*** Excerpted data ***
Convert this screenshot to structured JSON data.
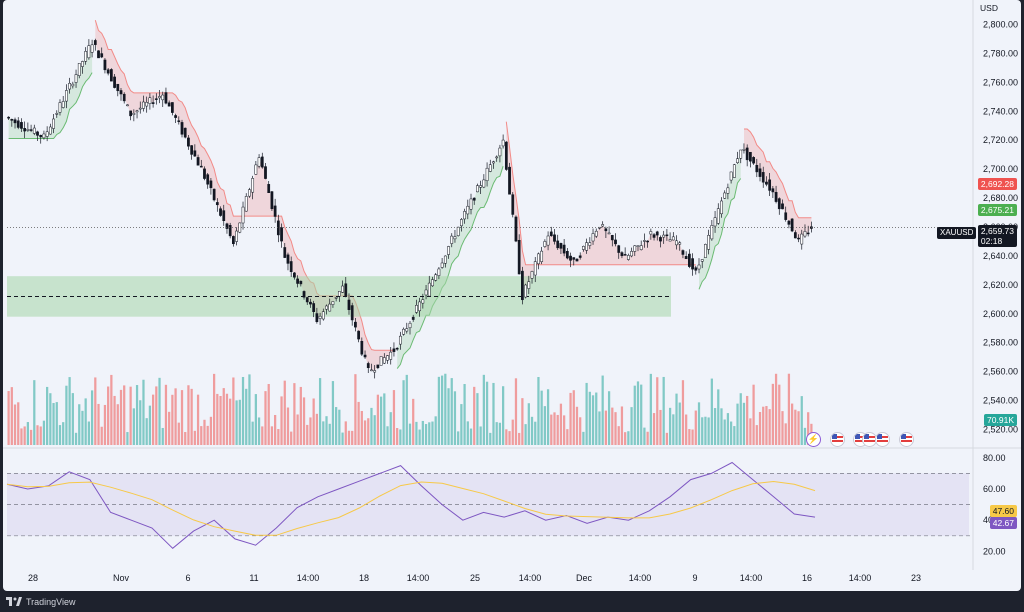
{
  "currency": "USD",
  "symbol": "XAUUSD",
  "last_price": "2,659.73",
  "countdown": "02:18",
  "upper_band_value": "2,692.28",
  "lower_band_value": "2,675.21",
  "volume_value": "70.91K",
  "rsi_value": "42.67",
  "rsi_ma_value": "47.60",
  "brand": "TradingView",
  "price_axis": {
    "min": 2510,
    "max": 2810,
    "ticks": [
      "2,800.00",
      "2,780.00",
      "2,760.00",
      "2,740.00",
      "2,720.00",
      "2,700.00",
      "2,680.00",
      "2,660.00",
      "2,640.00",
      "2,620.00",
      "2,600.00",
      "2,580.00",
      "2,560.00",
      "2,540.00",
      "2,520.00"
    ]
  },
  "rsi_axis": {
    "min": 10,
    "max": 85,
    "ticks": [
      "80.00",
      "60.00",
      "40.00",
      "20.00"
    ],
    "band_upper": 70,
    "band_lower": 30
  },
  "time_axis": [
    "28",
    "Nov",
    "6",
    "11",
    "14:00",
    "18",
    "14:00",
    "25",
    "14:00",
    "Dec",
    "14:00",
    "9",
    "14:00",
    "16",
    "14:00",
    "23"
  ],
  "colors": {
    "up": "#26a69a",
    "down": "#ef5350",
    "upper_band": "#f28a87",
    "lower_band": "#6bbb73",
    "rsi_line": "#7e57c2",
    "rsi_ma": "#f7c948",
    "demand_zone": "#a5d6a7",
    "axis_bg": "#f0f3fa"
  },
  "demand_zone": {
    "low": 2598,
    "high": 2626,
    "mid_line": 2612
  },
  "chart_data": {
    "type": "candlestick",
    "series": [
      {
        "name": "XAUUSD",
        "segments": [
          {
            "from": 2736,
            "to": 2722,
            "trend": "up"
          },
          {
            "from": 2722,
            "to": 2788,
            "trend": "up"
          },
          {
            "from": 2788,
            "to": 2738,
            "trend": "down"
          },
          {
            "from": 2738,
            "to": 2752,
            "trend": "down"
          },
          {
            "from": 2752,
            "to": 2700,
            "trend": "down"
          },
          {
            "from": 2700,
            "to": 2648,
            "trend": "down"
          },
          {
            "from": 2648,
            "to": 2710,
            "trend": "down"
          },
          {
            "from": 2710,
            "to": 2640,
            "trend": "down"
          },
          {
            "from": 2640,
            "to": 2596,
            "trend": "down"
          },
          {
            "from": 2596,
            "to": 2618,
            "trend": "down"
          },
          {
            "from": 2618,
            "to": 2560,
            "trend": "down"
          },
          {
            "from": 2560,
            "to": 2575,
            "trend": "down"
          },
          {
            "from": 2575,
            "to": 2615,
            "trend": "up"
          },
          {
            "from": 2615,
            "to": 2660,
            "trend": "up"
          },
          {
            "from": 2660,
            "to": 2720,
            "trend": "up"
          },
          {
            "from": 2720,
            "to": 2612,
            "trend": "down"
          },
          {
            "from": 2612,
            "to": 2655,
            "trend": "down"
          },
          {
            "from": 2655,
            "to": 2635,
            "trend": "down"
          },
          {
            "from": 2635,
            "to": 2662,
            "trend": "down"
          },
          {
            "from": 2662,
            "to": 2638,
            "trend": "down"
          },
          {
            "from": 2638,
            "to": 2655,
            "trend": "down"
          },
          {
            "from": 2655,
            "to": 2650,
            "trend": "down"
          },
          {
            "from": 2650,
            "to": 2628,
            "trend": "down"
          },
          {
            "from": 2628,
            "to": 2665,
            "trend": "up"
          },
          {
            "from": 2665,
            "to": 2715,
            "trend": "up"
          },
          {
            "from": 2715,
            "to": 2684,
            "trend": "down"
          },
          {
            "from": 2684,
            "to": 2650,
            "trend": "down"
          },
          {
            "from": 2650,
            "to": 2660,
            "trend": "down"
          }
        ]
      }
    ],
    "segment_bars": [
      12,
      15,
      12,
      10,
      12,
      10,
      8,
      8,
      10,
      8,
      8,
      8,
      10,
      10,
      14,
      6,
      8,
      8,
      8,
      8,
      8,
      8,
      6,
      6,
      8,
      10,
      8,
      4
    ],
    "rsi": [
      63,
      60,
      62,
      71,
      66,
      45,
      40,
      35,
      22,
      33,
      40,
      28,
      24,
      35,
      48,
      55,
      60,
      65,
      70,
      75,
      62,
      50,
      40,
      45,
      42,
      46,
      40,
      43,
      38,
      42,
      40,
      46,
      55,
      66,
      70,
      77,
      66,
      55,
      44,
      42
    ],
    "ylim": [
      2510,
      2810
    ]
  }
}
***
*Written problem*.
All entries are to be retyped exactly. Omit any embedded images.

*Answer to the exercise*.
Convert this screenshot to structured JSON data.
{
  "currency": "USD",
  "symbol": "XAUUSD",
  "last_price": "2,659.73",
  "countdown": "02:18",
  "upper_band_value": "2,692.28",
  "lower_band_value": "2,675.21",
  "volume_value": "70.91K",
  "rsi_value": "42.67",
  "rsi_ma_value": "47.60",
  "brand": "TradingView",
  "price_axis": {
    "min": 2510,
    "max": 2810,
    "ticks": [
      "2,800.00",
      "2,780.00",
      "2,760.00",
      "2,740.00",
      "2,720.00",
      "2,700.00",
      "2,680.00",
      "2,660.00",
      "2,640.00",
      "2,620.00",
      "2,600.00",
      "2,580.00",
      "2,560.00",
      "2,540.00",
      "2,520.00"
    ]
  },
  "rsi_axis": {
    "min": 10,
    "max": 85,
    "ticks": [
      "80.00",
      "60.00",
      "40.00",
      "20.00"
    ],
    "band_upper": 70,
    "band_lower": 30
  },
  "time_axis": [
    "28",
    "Nov",
    "6",
    "11",
    "14:00",
    "18",
    "14:00",
    "25",
    "14:00",
    "Dec",
    "14:00",
    "9",
    "14:00",
    "16",
    "14:00",
    "23"
  ],
  "colors": {
    "up": "#26a69a",
    "down": "#ef5350",
    "upper_band": "#f28a87",
    "lower_band": "#6bbb73",
    "rsi_line": "#7e57c2",
    "rsi_ma": "#f7c948",
    "demand_zone": "#a5d6a7",
    "axis_bg": "#f0f3fa"
  },
  "demand_zone": {
    "low": 2598,
    "high": 2626,
    "mid_line": 2612
  },
  "chart_data": {
    "type": "candlestick",
    "series": [
      {
        "name": "XAUUSD",
        "segments": [
          {
            "from": 2736,
            "to": 2722,
            "trend": "up"
          },
          {
            "from": 2722,
            "to": 2788,
            "trend": "up"
          },
          {
            "from": 2788,
            "to": 2738,
            "trend": "down"
          },
          {
            "from": 2738,
            "to": 2752,
            "trend": "down"
          },
          {
            "from": 2752,
            "to": 2700,
            "trend": "down"
          },
          {
            "from": 2700,
            "to": 2648,
            "trend": "down"
          },
          {
            "from": 2648,
            "to": 2710,
            "trend": "down"
          },
          {
            "from": 2710,
            "to": 2640,
            "trend": "down"
          },
          {
            "from": 2640,
            "to": 2596,
            "trend": "down"
          },
          {
            "from": 2596,
            "to": 2618,
            "trend": "down"
          },
          {
            "from": 2618,
            "to": 2560,
            "trend": "down"
          },
          {
            "from": 2560,
            "to": 2575,
            "trend": "down"
          },
          {
            "from": 2575,
            "to": 2615,
            "trend": "up"
          },
          {
            "from": 2615,
            "to": 2660,
            "trend": "up"
          },
          {
            "from": 2660,
            "to": 2720,
            "trend": "up"
          },
          {
            "from": 2720,
            "to": 2612,
            "trend": "down"
          },
          {
            "from": 2612,
            "to": 2655,
            "trend": "down"
          },
          {
            "from": 2655,
            "to": 2635,
            "trend": "down"
          },
          {
            "from": 2635,
            "to": 2662,
            "trend": "down"
          },
          {
            "from": 2662,
            "to": 2638,
            "trend": "down"
          },
          {
            "from": 2638,
            "to": 2655,
            "trend": "down"
          },
          {
            "from": 2655,
            "to": 2650,
            "trend": "down"
          },
          {
            "from": 2650,
            "to": 2628,
            "trend": "down"
          },
          {
            "from": 2628,
            "to": 2665,
            "trend": "up"
          },
          {
            "from": 2665,
            "to": 2715,
            "trend": "up"
          },
          {
            "from": 2715,
            "to": 2684,
            "trend": "down"
          },
          {
            "from": 2684,
            "to": 2650,
            "trend": "down"
          },
          {
            "from": 2650,
            "to": 2660,
            "trend": "down"
          }
        ]
      }
    ],
    "segment_bars": [
      12,
      15,
      12,
      10,
      12,
      10,
      8,
      8,
      10,
      8,
      8,
      8,
      10,
      10,
      14,
      6,
      8,
      8,
      8,
      8,
      8,
      8,
      6,
      6,
      8,
      10,
      8,
      4
    ],
    "rsi": [
      63,
      60,
      62,
      71,
      66,
      45,
      40,
      35,
      22,
      33,
      40,
      28,
      24,
      35,
      48,
      55,
      60,
      65,
      70,
      75,
      62,
      50,
      40,
      45,
      42,
      46,
      40,
      43,
      38,
      42,
      40,
      46,
      55,
      66,
      70,
      77,
      66,
      55,
      44,
      42
    ],
    "ylim": [
      2510,
      2810
    ]
  }
}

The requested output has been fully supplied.